Extract all lines that hold "ffffff" from the records below.

-- Begin EXERCISE DATA --

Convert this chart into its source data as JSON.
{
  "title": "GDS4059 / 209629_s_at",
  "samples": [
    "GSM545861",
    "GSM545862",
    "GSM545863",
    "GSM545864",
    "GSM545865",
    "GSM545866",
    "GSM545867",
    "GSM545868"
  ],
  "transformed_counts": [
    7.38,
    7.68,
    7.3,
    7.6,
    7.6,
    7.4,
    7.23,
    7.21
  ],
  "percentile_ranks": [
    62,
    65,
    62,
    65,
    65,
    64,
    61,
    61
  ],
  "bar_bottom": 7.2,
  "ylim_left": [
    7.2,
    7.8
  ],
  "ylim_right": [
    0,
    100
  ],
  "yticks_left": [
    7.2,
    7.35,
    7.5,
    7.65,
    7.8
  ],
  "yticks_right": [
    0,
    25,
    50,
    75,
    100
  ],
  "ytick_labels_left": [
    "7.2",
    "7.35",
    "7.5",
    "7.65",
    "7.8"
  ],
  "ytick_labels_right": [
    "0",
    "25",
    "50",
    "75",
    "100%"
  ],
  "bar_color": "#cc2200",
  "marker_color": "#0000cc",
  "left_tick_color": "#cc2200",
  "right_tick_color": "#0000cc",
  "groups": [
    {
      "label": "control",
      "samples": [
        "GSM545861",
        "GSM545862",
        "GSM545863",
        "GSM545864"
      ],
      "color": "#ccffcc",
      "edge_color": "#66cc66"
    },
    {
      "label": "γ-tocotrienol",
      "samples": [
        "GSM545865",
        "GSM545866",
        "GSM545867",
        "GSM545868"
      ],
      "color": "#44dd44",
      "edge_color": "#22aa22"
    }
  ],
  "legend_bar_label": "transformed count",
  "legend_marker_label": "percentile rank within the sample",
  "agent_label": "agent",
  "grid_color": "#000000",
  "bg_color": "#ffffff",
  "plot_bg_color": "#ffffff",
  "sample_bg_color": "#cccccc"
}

-- End EXERCISE DATA --

CORRECT OUTPUT =
  "bg_color": "#ffffff",
  "plot_bg_color": "#ffffff",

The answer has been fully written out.